Will you write out all the entries below exactly?

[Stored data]

__________________________________________________

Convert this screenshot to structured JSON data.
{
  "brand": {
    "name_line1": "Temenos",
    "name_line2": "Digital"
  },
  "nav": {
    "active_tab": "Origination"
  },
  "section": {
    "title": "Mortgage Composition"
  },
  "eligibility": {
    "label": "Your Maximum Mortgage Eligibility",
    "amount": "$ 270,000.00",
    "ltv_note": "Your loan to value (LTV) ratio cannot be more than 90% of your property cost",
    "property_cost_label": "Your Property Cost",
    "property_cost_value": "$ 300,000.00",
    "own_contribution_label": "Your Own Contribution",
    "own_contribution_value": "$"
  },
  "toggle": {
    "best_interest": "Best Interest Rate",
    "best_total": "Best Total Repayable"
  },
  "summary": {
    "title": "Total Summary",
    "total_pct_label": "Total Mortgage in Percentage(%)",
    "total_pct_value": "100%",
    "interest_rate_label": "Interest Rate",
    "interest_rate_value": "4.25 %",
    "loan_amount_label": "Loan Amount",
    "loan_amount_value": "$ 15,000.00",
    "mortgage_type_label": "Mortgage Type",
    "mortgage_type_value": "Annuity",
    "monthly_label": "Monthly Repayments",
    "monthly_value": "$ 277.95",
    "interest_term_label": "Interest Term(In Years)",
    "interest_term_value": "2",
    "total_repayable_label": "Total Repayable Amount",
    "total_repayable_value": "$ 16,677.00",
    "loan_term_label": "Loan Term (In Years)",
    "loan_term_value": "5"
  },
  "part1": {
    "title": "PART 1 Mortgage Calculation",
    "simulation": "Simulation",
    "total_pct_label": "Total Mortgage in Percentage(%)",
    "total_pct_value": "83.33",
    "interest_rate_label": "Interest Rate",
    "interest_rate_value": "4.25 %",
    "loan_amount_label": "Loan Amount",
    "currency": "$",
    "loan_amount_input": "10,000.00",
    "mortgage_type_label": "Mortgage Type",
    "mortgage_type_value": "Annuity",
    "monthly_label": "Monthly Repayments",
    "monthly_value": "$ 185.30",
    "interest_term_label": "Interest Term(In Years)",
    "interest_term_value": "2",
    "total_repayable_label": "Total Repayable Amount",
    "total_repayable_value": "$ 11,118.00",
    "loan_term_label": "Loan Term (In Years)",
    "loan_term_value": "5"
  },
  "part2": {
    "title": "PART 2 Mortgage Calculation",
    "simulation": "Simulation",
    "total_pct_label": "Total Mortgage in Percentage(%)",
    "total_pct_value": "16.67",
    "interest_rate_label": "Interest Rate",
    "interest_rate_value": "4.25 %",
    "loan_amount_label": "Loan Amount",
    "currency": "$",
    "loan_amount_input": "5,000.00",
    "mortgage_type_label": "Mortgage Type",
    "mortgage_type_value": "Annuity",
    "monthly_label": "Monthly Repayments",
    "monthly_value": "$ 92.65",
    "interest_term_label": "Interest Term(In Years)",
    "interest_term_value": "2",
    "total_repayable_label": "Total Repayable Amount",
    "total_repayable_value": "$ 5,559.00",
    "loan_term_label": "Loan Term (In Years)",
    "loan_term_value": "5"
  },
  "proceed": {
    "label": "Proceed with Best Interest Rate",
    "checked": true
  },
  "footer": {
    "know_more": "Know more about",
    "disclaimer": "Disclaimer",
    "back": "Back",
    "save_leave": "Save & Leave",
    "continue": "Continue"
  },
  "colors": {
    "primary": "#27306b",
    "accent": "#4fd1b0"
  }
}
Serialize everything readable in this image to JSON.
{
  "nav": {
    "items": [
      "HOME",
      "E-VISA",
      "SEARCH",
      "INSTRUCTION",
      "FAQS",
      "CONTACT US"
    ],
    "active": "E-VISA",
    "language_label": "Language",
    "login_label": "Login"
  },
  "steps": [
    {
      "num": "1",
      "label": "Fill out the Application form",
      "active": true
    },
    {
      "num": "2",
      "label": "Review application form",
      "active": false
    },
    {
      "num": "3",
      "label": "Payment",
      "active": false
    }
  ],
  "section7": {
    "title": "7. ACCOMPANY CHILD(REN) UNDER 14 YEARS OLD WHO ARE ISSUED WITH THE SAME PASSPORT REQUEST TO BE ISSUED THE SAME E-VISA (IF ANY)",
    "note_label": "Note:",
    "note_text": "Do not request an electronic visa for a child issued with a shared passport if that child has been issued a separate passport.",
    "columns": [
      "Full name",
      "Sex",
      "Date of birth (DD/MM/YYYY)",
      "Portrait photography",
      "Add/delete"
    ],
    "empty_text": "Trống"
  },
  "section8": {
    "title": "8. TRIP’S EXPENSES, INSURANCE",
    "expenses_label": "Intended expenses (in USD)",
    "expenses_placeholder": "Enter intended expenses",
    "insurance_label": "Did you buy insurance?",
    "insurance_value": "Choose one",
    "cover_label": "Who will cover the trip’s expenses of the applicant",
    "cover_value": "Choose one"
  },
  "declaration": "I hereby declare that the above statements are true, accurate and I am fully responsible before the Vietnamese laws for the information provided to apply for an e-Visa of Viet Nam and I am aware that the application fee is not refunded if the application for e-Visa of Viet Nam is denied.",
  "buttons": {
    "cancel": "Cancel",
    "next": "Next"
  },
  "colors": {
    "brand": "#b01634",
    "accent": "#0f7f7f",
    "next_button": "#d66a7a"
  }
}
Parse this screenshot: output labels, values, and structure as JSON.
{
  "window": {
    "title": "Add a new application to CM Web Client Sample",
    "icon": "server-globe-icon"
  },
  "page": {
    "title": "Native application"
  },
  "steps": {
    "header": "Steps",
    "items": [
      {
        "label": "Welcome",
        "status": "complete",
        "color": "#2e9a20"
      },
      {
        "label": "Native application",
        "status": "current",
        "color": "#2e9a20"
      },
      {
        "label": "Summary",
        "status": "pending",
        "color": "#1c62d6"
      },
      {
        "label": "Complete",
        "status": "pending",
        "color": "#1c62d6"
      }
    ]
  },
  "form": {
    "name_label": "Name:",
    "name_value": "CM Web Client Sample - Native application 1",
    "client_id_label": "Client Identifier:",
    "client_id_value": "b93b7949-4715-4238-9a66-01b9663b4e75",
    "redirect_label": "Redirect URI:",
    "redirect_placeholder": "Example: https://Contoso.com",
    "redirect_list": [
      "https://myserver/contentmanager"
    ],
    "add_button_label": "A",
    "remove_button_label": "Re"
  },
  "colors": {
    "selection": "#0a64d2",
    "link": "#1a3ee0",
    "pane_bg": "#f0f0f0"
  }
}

__________________________________________________

* [Task result]
Convert this screenshot to structured JSON data.
{
  "brand": {
    "name_line1": "Temenos",
    "name_line2": "Digital"
  },
  "nav": {
    "active_tab": "Origination"
  },
  "section": {
    "title": "Mortgage Composition"
  },
  "eligibility": {
    "label": "Your Maximum Mortgage Eligibility",
    "amount": "$ 270,000.00",
    "ltv_note": "Your loan to value (LTV) ratio cannot be more than 90% of your property cost",
    "property_cost_label": "Your Property Cost",
    "property_cost_value": "$ 300,000.00",
    "own_contribution_label": "Your Own Contribution",
    "own_contribution_value": "$"
  },
  "toggle": {
    "best_interest": "Best Interest Rate",
    "best_total": "Best Total Repayable"
  },
  "summary": {
    "title": "Total Summary",
    "total_pct_label": "Total Mortgage in Percentage(%)",
    "total_pct_value": "100%",
    "interest_rate_label": "Interest Rate",
    "interest_rate_value": "4.25 %",
    "loan_amount_label": "Loan Amount",
    "loan_amount_value": "$ 15,000.00",
    "mortgage_type_label": "Mortgage Type",
    "mortgage_type_value": "Annuity",
    "monthly_label": "Monthly Repayments",
    "monthly_value": "$ 277.95",
    "interest_term_label": "Interest Term(In Years)",
    "interest_term_value": "2",
    "total_repayable_label": "Total Repayable Amount",
    "total_repayable_value": "$ 16,677.00",
    "loan_term_label": "Loan Term (In Years)",
    "loan_term_value": "5"
  },
  "part1": {
    "title": "PART 1 Mortgage Calculation",
    "simulation": "Simulation",
    "total_pct_label": "Total Mortgage in Percentage(%)",
    "total_pct_value": "83.33",
    "interest_rate_label": "Interest Rate",
    "interest_rate_value": "4.25 %",
    "loan_amount_label": "Loan Amount",
    "currency": "$",
    "loan_amount_input": "10,000.00",
    "mortgage_type_label": "Mortgage Type",
    "mortgage_type_value": "Annuity",
    "monthly_label": "Monthly Repayments",
    "monthly_value": "$ 185.30",
    "interest_term_label": "Interest Term(In Years)",
    "interest_term_value": "2",
    "total_repayable_label": "Total Repayable Amount",
    "total_repayable_value": "$ 11,118.00",
    "loan_term_label": "Loan Term (In Years)",
    "loan_term_value": "5"
  },
  "part2": {
    "title": "PART 2 Mortgage Calculation",
    "simulation": "Simulation",
    "total_pct_label": "Total Mortgage in Percentage(%)",
    "total_pct_value": "16.67",
    "interest_rate_label": "Interest Rate",
    "interest_rate_value": "4.25 %",
    "loan_amount_label": "Loan Amount",
    "currency": "$",
    "loan_amount_input": "5,000.00",
    "mortgage_type_label": "Mortgage Type",
    "mortgage_type_value": "Annuity",
    "monthly_label": "Monthly Repayments",
    "monthly_value": "$ 92.65",
    "interest_term_label": "Interest Term(In Years)",
    "interest_term_value": "2",
    "total_repayable_label": "Total Repayable Amount",
    "total_repayable_value": "$ 5,559.00",
    "loan_term_label": "Loan Term (In Years)",
    "loan_term_value": "5"
  },
  "proceed": {
    "label": "Proceed with Best Interest Rate",
    "checked": true
  },
  "footer": {
    "know_more": "Know more about",
    "disclaimer": "Disclaimer",
    "back": "Back",
    "save_leave": "Save & Leave",
    "continue": "Continue"
  },
  "colors": {
    "primary": "#27306b",
    "accent": "#4fd1b0"
  }
}
Serialize everything readable in this image to JSON.
{
  "nav": {
    "items": [
      "HOME",
      "E-VISA",
      "SEARCH",
      "INSTRUCTION",
      "FAQS",
      "CONTACT US"
    ],
    "active": "E-VISA",
    "language_label": "Language",
    "login_label": "Login"
  },
  "steps": [
    {
      "num": "1",
      "label": "Fill out the Application form",
      "active": true
    },
    {
      "num": "2",
      "label": "Review application form",
      "active": false
    },
    {
      "num": "3",
      "label": "Payment",
      "active": false
    }
  ],
  "section7": {
    "title": "7. ACCOMPANY CHILD(REN) UNDER 14 YEARS OLD WHO ARE ISSUED WITH THE SAME PASSPORT REQUEST TO BE ISSUED THE SAME E-VISA (IF ANY)",
    "note_label": "Note:",
    "note_text": "Do not request an electronic visa for a child issued with a shared passport if that child has been issued a separate passport.",
    "columns": [
      "Full name",
      "Sex",
      "Date of birth (DD/MM/YYYY)",
      "Portrait photography",
      "Add/delete"
    ],
    "empty_text": "Trống"
  },
  "section8": {
    "title": "8. TRIP’S EXPENSES, INSURANCE",
    "expenses_label": "Intended expenses (in USD)",
    "expenses_placeholder": "Enter intended expenses",
    "insurance_label": "Did you buy insurance?",
    "insurance_value": "Choose one",
    "cover_label": "Who will cover the trip’s expenses of the applicant",
    "cover_value": "Choose one"
  },
  "declaration": "I hereby declare that the above statements are true, accurate and I am fully responsible before the Vietnamese laws for the information provided to apply for an e-Visa of Viet Nam and I am aware that the application fee is not refunded if the application for e-Visa of Viet Nam is denied.",
  "buttons": {
    "cancel": "Cancel",
    "next": "Next"
  },
  "colors": {
    "brand": "#b01634",
    "accent": "#0f7f7f",
    "next_button": "#d66a7a"
  }
}
Parse this screenshot: output labels, values, and structure as JSON.
{
  "window": {
    "title": "Add a new application to CM Web Client Sample",
    "icon": "server-globe-icon"
  },
  "page": {
    "title": "Native application"
  },
  "steps": {
    "header": "Steps",
    "items": [
      {
        "label": "Welcome",
        "status": "complete",
        "color": "#2e9a20"
      },
      {
        "label": "Native application",
        "status": "current",
        "color": "#2e9a20"
      },
      {
        "label": "Summary",
        "status": "pending",
        "color": "#1c62d6"
      },
      {
        "label": "Complete",
        "status": "pending",
        "color": "#1c62d6"
      }
    ]
  },
  "form": {
    "name_label": "Name:",
    "name_value": "CM Web Client Sample - Native application 1",
    "client_id_label": "Client Identifier:",
    "client_id_value": "b93b7949-4715-4238-9a66-01b9663b4e75",
    "redirect_label": "Redirect URI:",
    "redirect_placeholder": "Example: https://Contoso.com",
    "redirect_list": [
      "https://myserver/contentmanager"
    ],
    "add_button_label": "A",
    "remove_button_label": "Re"
  },
  "colors": {
    "selection": "#0a64d2",
    "link": "#1a3ee0",
    "pane_bg": "#f0f0f0"
  }
}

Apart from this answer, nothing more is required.